* WHAT NEEDS TO BE DONE *
Repeat the data word for word, excluding every picture.

* EXTRACTED ENTRIES *
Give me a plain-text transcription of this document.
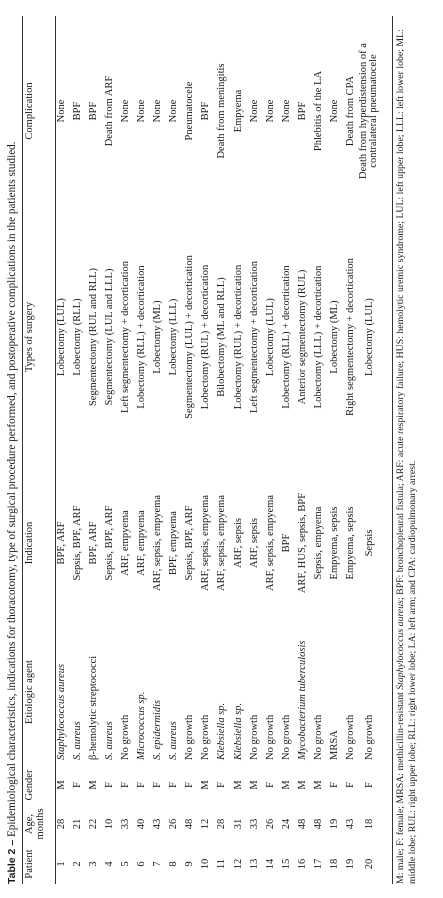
Table 2 – Epidemiological characteristics, indications for thoracotomy, type of surgical procedure performed, and postoperative complications in the patients studied.
Patient	Age, months	Gender	Etiologic agent	Indication	Types of surgery	Complication
1	28	M	Staphylococcus aureus	BPF, ARF	Lobectomy (LUL)	None
2	21	F	S. aureus	Sepsis, BPF, ARF	Lobectomy (RLL)	BPF
3	22	M	β-hemolytic streptococci	BPF, ARF	Segmentectomy (RUL and RLL)	BPF
4	10	F	S. aureus	Sepsis, BPF, ARF	Segmentectomy (LUL and LLL)	Death from ARF
5	33	F	No growth	ARF, empyema	Left segmentectomy + decortication	None
6	40	F	Micrococcus sp.	ARF, empyema	Lobectomy (RLL) + decortication	None
7	43	F	S. epidermidis	ARF, sepsis, empyema	Lobectomy (ML)	None
8	26	F	S. aureus	BPF, empyema	Lobectomy (LLL)	None
9	48	F	No growth	Sepsis, BPF, ARF	Segmentectomy (LUL) + decortication	Pneumatocele
10	12	M	No growth	ARF, sepsis, empyema	Lobectomy (RUL) + decortication	BPF
11	28	F	Klebsiella sp.	ARF, sepsis, empyema	Bilobectomy (ML and RLL)	Death from meningitis
12	31	M	Klebsiella sp.	ARF, sepsis	Lobectomy (RUL) + decortication	Empyema
13	33	M	No growth	ARF, sepsis	Left segmentectomy + decortication	None
14	26	F	No growth	ARF, sepsis, empyema	Lobectomy (LUL)	None
15	24	M	No growth	BPF	Lobectomy (RLL) + decortication	None
16	48	M	Mycobacterium tuberculosis	ARF, HUS, sepsis, BPF	Anterior segmentectomy (RUL)	BPF
17	48	M	No growth	Sepsis, empyema	Lobectomy (LLL) + decortication	Phlebitis of the LA
18	19	F	MRSA	Empyema, sepsis	Lobectomy (ML)	None
19	43	F	No growth	Empyema, sepsis	Right segmentectomy + decortication	Death from CPA
20	18	F	No growth	Sepsis	Lobectomy (LUL)	Death from hyperdistension of a contralateral pneumatocele
M: male; F: female; MRSA: methicillin-resistant Staphylococcus aureus; BPF: bronchopleural fistula; ARF: acute respiratory failure; HUS: hemolytic uremic syndrome; LUL: left upper lobe; LLL: left lower lobe; ML: middle lobe; RUL: right upper lobe; RLL: right lower lobe; LA: left arm; and CPA: cardiopulmonary arrest.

* EXPECTED OUTPUT *
Give me a plain-text transcription of this document.
Table 2 – Epidemiological characteristics, indications for thoracotomy, type of surgical procedure performed, and postoperative complications in the patients studied.
Patient	Age, months	Gender	Etiologic agent	Indication	Types of surgery	Complication
1	28	M	Staphylococcus aureus	BPF, ARF	Lobectomy (LUL)	None
2	21	F	S. aureus	Sepsis, BPF, ARF	Lobectomy (RLL)	BPF
3	22	M	β-hemolytic streptococci	BPF, ARF	Segmentectomy (RUL and RLL)	BPF
4	10	F	S. aureus	Sepsis, BPF, ARF	Segmentectomy (LUL and LLL)	Death from ARF
5	33	F	No growth	ARF, empyema	Left segmentectomy + decortication	None
6	40	F	Micrococcus sp.	ARF, empyema	Lobectomy (RLL) + decortication	None
7	43	F	S. epidermidis	ARF, sepsis, empyema	Lobectomy (ML)	None
8	26	F	S. aureus	BPF, empyema	Lobectomy (LLL)	None
9	48	F	No growth	Sepsis, BPF, ARF	Segmentectomy (LUL) + decortication	Pneumatocele
10	12	M	No growth	ARF, sepsis, empyema	Lobectomy (RUL) + decortication	BPF
11	28	F	Klebsiella sp.	ARF, sepsis, empyema	Bilobectomy (ML and RLL)	Death from meningitis
12	31	M	Klebsiella sp.	ARF, sepsis	Lobectomy (RUL) + decortication	Empyema
13	33	M	No growth	ARF, sepsis	Left segmentectomy + decortication	None
14	26	F	No growth	ARF, sepsis, empyema	Lobectomy (LUL)	None
15	24	M	No growth	BPF	Lobectomy (RLL) + decortication	None
16	48	M	Mycobacterium tuberculosis	ARF, HUS, sepsis, BPF	Anterior segmentectomy (RUL)	BPF
17	48	M	No growth	Sepsis, empyema	Lobectomy (LLL) + decortication	Phlebitis of the LA
18	19	F	MRSA	Empyema, sepsis	Lobectomy (ML)	None
19	43	F	No growth	Empyema, sepsis	Right segmentectomy + decortication	Death from CPA
20	18	F	No growth	Sepsis	Lobectomy (LUL)	Death from hyperdistension of a contralateral pneumatocele
M: male; F: female; MRSA: methicillin-resistant Staphylococcus aureus; BPF: bronchopleural fistula; ARF: acute respiratory failure; HUS: hemolytic uremic syndrome; LUL: left upper lobe; LLL: left lower lobe; ML: middle lobe; RUL: right upper lobe; RLL: right lower lobe; LA: left arm; and CPA: cardiopulmonary arrest.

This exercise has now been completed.